### GOAL
State the number of lines in the material below that have "this" in them, without any other text.

### Data records
------------------------------------------------

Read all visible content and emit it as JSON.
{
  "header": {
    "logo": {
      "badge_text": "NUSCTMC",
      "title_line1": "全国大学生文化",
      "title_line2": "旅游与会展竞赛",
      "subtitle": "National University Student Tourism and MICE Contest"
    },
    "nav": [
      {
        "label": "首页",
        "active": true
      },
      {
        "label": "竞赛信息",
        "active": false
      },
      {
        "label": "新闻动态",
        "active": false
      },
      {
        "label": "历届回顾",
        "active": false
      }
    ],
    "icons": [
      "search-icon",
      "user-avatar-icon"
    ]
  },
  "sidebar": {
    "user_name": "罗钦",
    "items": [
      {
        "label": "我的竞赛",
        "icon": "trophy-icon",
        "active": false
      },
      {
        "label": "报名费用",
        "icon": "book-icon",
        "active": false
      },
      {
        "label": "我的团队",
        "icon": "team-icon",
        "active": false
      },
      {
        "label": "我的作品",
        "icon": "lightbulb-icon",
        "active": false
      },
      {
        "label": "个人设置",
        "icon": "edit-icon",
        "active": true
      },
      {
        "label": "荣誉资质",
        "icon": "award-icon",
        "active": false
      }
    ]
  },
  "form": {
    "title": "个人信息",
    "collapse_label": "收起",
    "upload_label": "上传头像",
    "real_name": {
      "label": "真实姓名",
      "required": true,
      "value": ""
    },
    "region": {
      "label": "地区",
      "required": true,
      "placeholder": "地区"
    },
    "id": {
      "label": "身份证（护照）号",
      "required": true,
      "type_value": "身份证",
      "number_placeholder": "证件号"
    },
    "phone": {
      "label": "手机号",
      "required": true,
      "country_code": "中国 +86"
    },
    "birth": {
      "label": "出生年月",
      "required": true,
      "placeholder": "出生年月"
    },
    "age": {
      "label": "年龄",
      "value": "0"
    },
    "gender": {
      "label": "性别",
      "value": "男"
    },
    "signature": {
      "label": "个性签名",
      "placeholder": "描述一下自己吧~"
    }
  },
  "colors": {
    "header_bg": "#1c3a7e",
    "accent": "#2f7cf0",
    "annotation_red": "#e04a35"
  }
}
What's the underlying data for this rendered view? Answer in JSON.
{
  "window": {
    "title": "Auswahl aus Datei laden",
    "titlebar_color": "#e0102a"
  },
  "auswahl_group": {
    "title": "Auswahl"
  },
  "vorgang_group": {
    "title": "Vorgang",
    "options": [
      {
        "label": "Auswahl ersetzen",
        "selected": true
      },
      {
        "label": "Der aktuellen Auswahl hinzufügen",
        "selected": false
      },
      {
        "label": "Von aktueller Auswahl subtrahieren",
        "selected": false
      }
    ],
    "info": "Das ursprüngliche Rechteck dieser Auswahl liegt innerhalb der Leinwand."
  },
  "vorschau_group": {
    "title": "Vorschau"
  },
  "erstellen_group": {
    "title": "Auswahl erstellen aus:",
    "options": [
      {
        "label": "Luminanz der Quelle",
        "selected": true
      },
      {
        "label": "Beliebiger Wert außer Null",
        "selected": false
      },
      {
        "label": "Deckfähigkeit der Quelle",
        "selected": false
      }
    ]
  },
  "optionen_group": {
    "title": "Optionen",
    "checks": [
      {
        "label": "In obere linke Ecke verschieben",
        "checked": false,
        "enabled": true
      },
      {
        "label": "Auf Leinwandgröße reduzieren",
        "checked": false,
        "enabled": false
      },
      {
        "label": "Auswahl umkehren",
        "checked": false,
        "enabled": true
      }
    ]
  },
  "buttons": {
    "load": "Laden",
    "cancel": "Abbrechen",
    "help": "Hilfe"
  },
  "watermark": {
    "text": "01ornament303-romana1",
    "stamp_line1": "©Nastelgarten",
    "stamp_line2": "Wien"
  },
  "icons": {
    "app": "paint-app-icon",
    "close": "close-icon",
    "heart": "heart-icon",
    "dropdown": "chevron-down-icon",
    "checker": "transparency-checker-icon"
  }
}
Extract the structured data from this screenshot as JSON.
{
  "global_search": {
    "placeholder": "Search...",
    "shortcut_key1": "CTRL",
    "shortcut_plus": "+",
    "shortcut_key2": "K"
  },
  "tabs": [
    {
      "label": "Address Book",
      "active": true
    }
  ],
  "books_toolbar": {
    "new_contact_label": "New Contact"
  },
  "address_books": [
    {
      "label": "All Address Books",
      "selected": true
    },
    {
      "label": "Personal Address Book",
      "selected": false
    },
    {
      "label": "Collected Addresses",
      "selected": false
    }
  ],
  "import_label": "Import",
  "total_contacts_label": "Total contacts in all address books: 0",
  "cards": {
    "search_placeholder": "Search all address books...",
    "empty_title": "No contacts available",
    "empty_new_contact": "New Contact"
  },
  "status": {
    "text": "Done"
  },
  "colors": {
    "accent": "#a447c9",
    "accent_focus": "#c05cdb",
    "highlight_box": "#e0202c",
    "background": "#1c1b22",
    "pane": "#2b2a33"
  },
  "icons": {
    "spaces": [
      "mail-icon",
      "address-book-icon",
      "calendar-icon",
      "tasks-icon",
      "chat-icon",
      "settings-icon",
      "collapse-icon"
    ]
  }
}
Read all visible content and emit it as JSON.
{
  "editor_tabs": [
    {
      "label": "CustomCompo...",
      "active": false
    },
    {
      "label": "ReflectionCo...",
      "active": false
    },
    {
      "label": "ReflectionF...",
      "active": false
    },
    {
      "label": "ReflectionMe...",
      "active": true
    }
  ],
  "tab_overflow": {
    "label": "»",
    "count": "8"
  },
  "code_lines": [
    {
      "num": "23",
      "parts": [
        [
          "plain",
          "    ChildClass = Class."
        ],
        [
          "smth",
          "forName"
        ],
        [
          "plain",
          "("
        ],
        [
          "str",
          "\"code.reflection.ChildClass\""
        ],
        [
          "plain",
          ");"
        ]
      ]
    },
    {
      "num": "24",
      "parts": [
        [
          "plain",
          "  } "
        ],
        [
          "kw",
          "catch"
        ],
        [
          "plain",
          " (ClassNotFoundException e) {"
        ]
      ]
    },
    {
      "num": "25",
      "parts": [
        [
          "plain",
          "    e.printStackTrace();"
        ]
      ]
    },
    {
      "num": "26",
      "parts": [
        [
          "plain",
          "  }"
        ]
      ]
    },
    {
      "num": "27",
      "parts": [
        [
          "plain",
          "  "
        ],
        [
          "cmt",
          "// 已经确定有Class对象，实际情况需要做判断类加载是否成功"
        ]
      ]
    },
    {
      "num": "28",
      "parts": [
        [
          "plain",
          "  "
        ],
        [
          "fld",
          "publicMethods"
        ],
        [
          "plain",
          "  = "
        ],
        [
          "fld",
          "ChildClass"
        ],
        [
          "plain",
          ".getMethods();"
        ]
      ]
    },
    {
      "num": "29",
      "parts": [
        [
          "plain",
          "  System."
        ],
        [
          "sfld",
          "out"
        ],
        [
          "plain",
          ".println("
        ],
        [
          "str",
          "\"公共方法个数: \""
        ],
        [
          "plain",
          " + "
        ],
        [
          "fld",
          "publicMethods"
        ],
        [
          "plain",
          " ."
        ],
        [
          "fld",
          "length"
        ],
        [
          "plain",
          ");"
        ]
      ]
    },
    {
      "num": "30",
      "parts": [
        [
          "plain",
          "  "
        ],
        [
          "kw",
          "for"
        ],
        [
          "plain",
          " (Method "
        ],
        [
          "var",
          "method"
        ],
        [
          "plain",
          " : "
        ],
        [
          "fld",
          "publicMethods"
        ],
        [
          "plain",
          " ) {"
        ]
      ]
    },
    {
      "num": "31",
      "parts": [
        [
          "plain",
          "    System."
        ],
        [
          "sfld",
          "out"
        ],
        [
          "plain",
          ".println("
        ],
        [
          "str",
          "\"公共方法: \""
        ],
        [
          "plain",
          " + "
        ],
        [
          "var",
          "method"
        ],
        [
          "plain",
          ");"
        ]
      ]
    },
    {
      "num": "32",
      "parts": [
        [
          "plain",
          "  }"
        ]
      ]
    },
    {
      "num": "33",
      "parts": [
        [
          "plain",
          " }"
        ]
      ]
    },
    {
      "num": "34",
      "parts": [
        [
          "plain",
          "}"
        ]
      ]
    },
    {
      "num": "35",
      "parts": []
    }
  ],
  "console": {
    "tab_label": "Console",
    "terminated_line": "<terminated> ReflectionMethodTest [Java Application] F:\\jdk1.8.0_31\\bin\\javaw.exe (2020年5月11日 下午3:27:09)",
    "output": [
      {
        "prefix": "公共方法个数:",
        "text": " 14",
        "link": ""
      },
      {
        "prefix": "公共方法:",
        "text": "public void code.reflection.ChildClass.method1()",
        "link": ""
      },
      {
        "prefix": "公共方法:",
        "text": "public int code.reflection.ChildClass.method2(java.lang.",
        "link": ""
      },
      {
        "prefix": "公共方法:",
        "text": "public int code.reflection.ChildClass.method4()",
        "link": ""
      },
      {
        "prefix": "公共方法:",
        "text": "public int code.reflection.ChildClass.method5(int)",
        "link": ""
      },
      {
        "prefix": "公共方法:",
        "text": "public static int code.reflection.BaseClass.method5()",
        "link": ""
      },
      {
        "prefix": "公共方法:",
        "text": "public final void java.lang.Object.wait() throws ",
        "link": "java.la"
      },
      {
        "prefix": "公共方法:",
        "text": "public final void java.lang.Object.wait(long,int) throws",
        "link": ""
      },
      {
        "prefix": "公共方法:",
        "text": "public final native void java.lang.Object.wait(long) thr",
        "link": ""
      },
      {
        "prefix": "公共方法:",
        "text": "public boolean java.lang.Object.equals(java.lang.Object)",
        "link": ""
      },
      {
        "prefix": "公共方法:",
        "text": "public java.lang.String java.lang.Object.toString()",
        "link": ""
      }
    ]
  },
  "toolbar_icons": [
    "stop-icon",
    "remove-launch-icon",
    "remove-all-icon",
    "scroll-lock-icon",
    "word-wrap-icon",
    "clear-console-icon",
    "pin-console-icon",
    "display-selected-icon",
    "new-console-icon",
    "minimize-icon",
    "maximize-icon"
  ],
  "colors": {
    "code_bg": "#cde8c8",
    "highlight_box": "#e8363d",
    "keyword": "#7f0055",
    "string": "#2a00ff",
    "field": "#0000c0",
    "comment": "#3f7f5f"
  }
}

------------------------------------------------

### RESULT
2